* _GOAL_: With the pictures left out, copy the listing below exactly.

* _Data tied to figure images_:
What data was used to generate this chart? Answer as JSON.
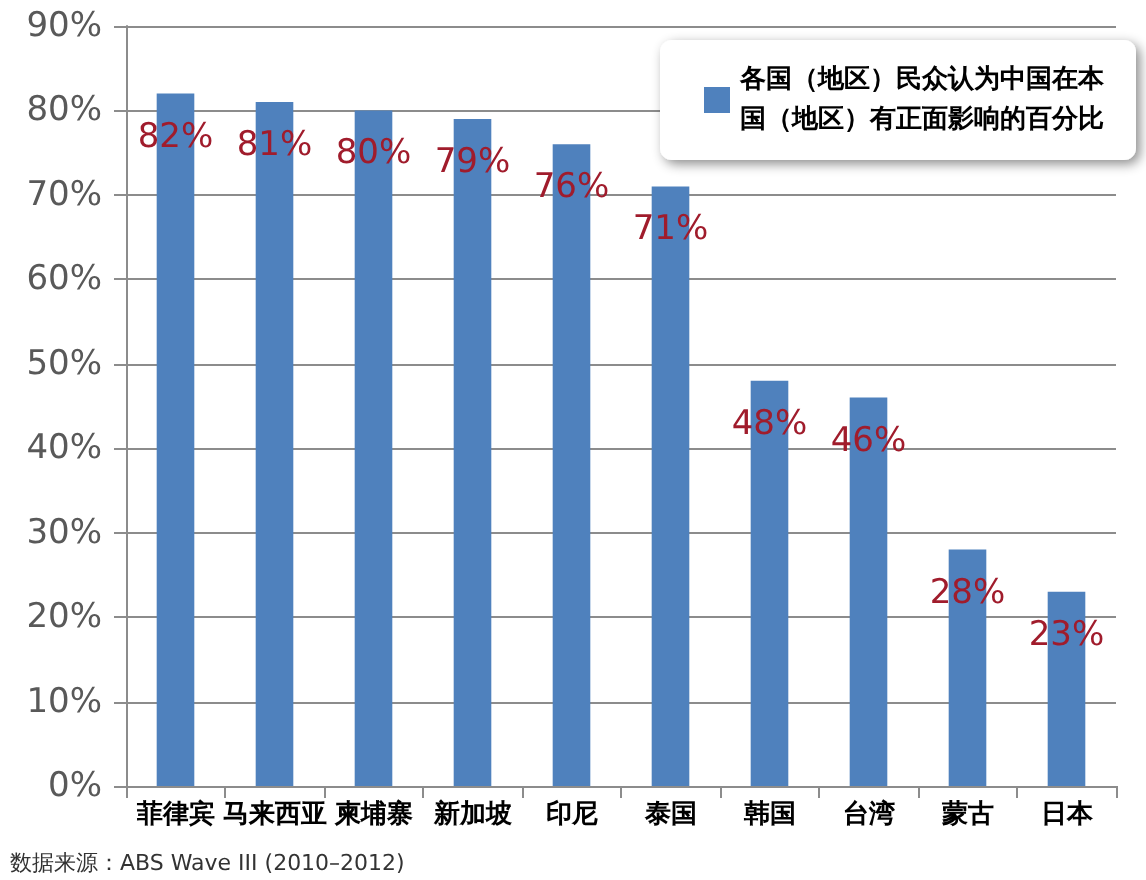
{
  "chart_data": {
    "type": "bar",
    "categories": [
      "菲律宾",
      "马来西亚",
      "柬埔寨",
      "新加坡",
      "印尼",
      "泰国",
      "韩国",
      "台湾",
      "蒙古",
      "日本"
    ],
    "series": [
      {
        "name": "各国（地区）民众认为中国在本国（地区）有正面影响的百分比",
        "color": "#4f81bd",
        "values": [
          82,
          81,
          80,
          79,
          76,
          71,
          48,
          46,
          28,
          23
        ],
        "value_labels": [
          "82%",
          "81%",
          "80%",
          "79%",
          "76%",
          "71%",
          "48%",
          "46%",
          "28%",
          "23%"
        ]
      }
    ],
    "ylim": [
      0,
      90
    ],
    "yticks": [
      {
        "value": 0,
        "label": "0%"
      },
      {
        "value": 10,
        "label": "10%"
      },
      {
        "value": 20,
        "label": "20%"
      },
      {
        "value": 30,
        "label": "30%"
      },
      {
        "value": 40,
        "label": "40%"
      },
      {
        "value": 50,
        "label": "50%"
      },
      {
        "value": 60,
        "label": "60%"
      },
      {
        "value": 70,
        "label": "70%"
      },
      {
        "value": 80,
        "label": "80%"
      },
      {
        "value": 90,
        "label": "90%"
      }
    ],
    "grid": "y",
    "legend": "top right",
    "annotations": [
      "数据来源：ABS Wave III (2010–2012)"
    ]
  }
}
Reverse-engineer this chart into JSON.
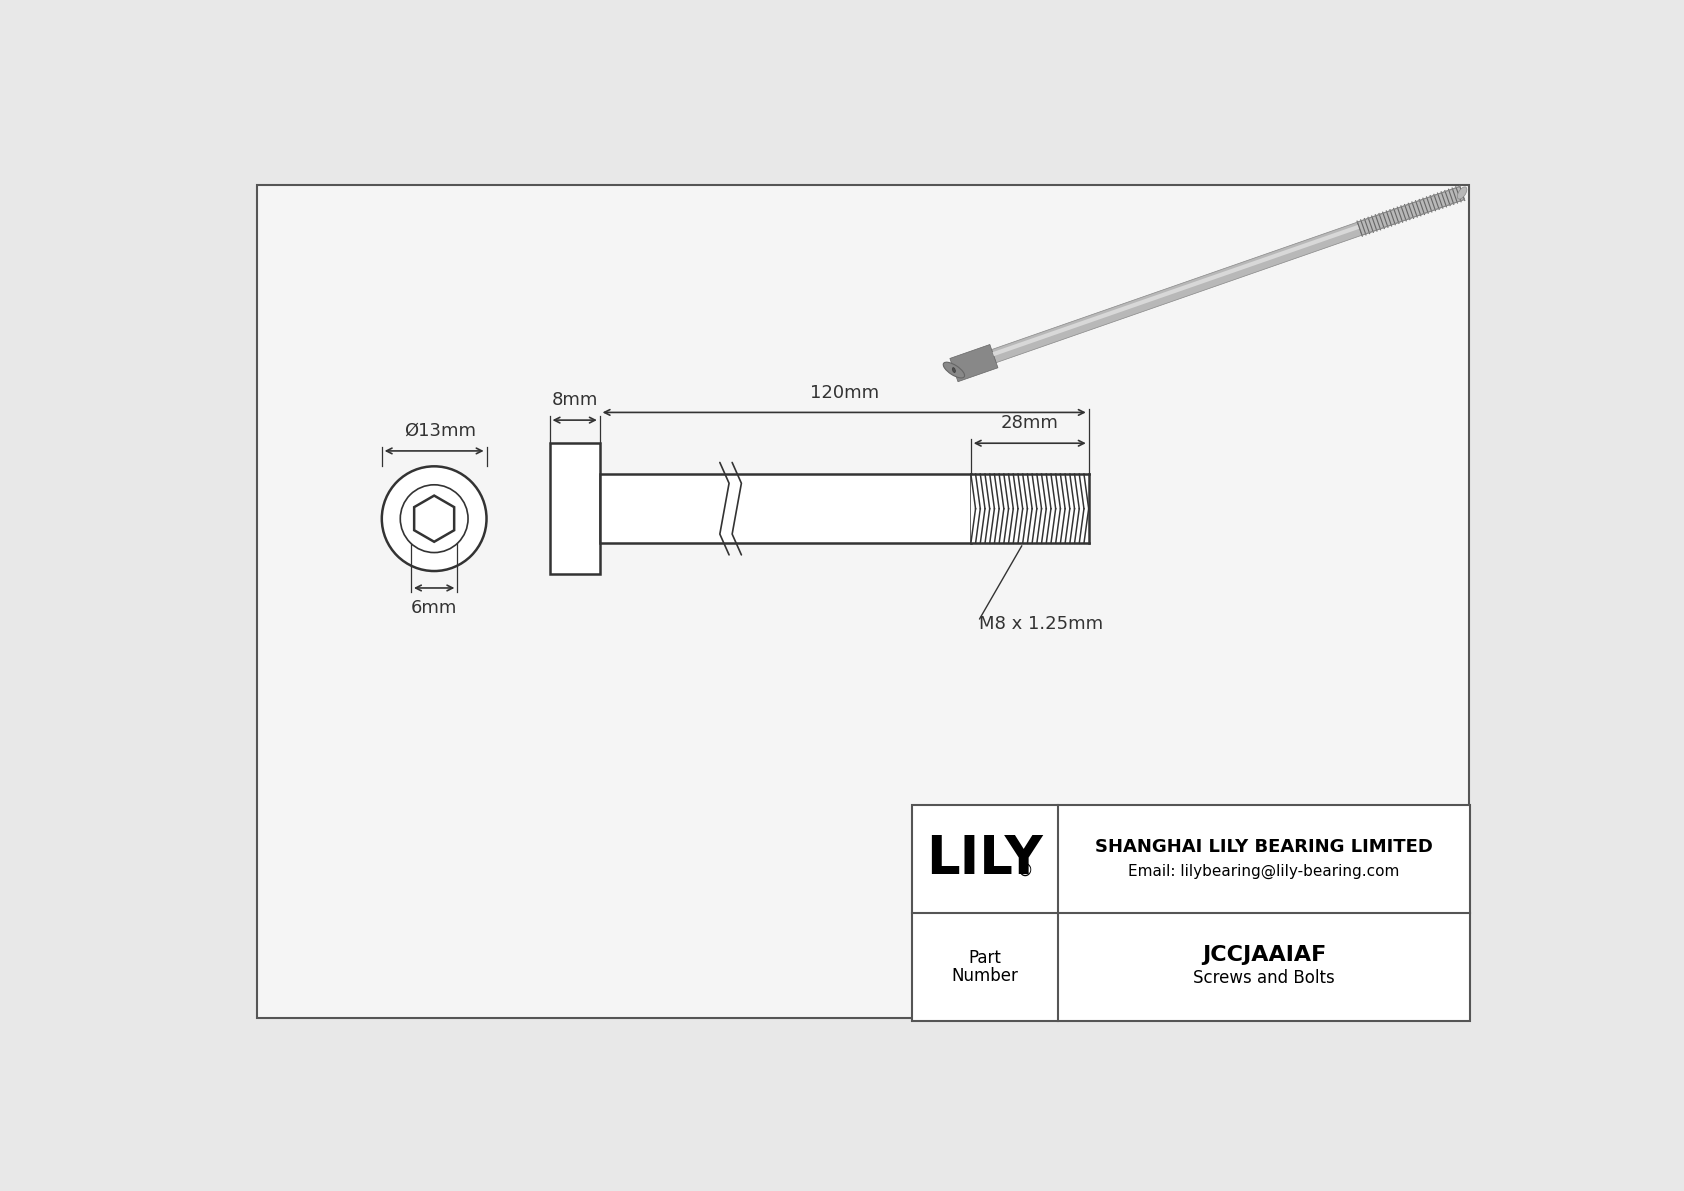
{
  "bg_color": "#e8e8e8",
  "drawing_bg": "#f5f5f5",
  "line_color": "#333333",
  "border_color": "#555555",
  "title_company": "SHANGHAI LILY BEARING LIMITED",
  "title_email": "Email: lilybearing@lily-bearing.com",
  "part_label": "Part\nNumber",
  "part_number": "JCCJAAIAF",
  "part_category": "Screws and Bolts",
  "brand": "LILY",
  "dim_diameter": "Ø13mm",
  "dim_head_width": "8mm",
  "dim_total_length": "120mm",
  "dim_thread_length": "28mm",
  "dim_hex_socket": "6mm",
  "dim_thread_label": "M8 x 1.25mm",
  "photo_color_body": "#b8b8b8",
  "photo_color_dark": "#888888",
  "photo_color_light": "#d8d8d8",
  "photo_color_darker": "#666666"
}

* _RESPONSE TO THIS TASK_:
What data was used to generate this chart? Answer as JSON.
{
  "chart_data": {
    "type": "bar",
    "categories": [
      "菲律宾",
      "马来西亚",
      "柬埔寨",
      "新加坡",
      "印尼",
      "泰国",
      "韩国",
      "台湾",
      "蒙古",
      "日本"
    ],
    "series": [
      {
        "name": "各国（地区）民众认为中国在本国（地区）有正面影响的百分比",
        "color": "#4f81bd",
        "values": [
          82,
          81,
          80,
          79,
          76,
          71,
          48,
          46,
          28,
          23
        ],
        "value_labels": [
          "82%",
          "81%",
          "80%",
          "79%",
          "76%",
          "71%",
          "48%",
          "46%",
          "28%",
          "23%"
        ]
      }
    ],
    "ylim": [
      0,
      90
    ],
    "yticks": [
      {
        "value": 0,
        "label": "0%"
      },
      {
        "value": 10,
        "label": "10%"
      },
      {
        "value": 20,
        "label": "20%"
      },
      {
        "value": 30,
        "label": "30%"
      },
      {
        "value": 40,
        "label": "40%"
      },
      {
        "value": 50,
        "label": "50%"
      },
      {
        "value": 60,
        "label": "60%"
      },
      {
        "value": 70,
        "label": "70%"
      },
      {
        "value": 80,
        "label": "80%"
      },
      {
        "value": 90,
        "label": "90%"
      }
    ],
    "grid": "y",
    "legend": "top right",
    "annotations": [
      "数据来源：ABS Wave III (2010–2012)"
    ]
  }
}
Reverse-engineer this chart into JSON.
{
  "bg_color": "#e8e8e8",
  "drawing_bg": "#f5f5f5",
  "line_color": "#333333",
  "border_color": "#555555",
  "title_company": "SHANGHAI LILY BEARING LIMITED",
  "title_email": "Email: lilybearing@lily-bearing.com",
  "part_label": "Part\nNumber",
  "part_number": "JCCJAAIAF",
  "part_category": "Screws and Bolts",
  "brand": "LILY",
  "dim_diameter": "Ø13mm",
  "dim_head_width": "8mm",
  "dim_total_length": "120mm",
  "dim_thread_length": "28mm",
  "dim_hex_socket": "6mm",
  "dim_thread_label": "M8 x 1.25mm",
  "photo_color_body": "#b8b8b8",
  "photo_color_dark": "#888888",
  "photo_color_light": "#d8d8d8",
  "photo_color_darker": "#666666"
}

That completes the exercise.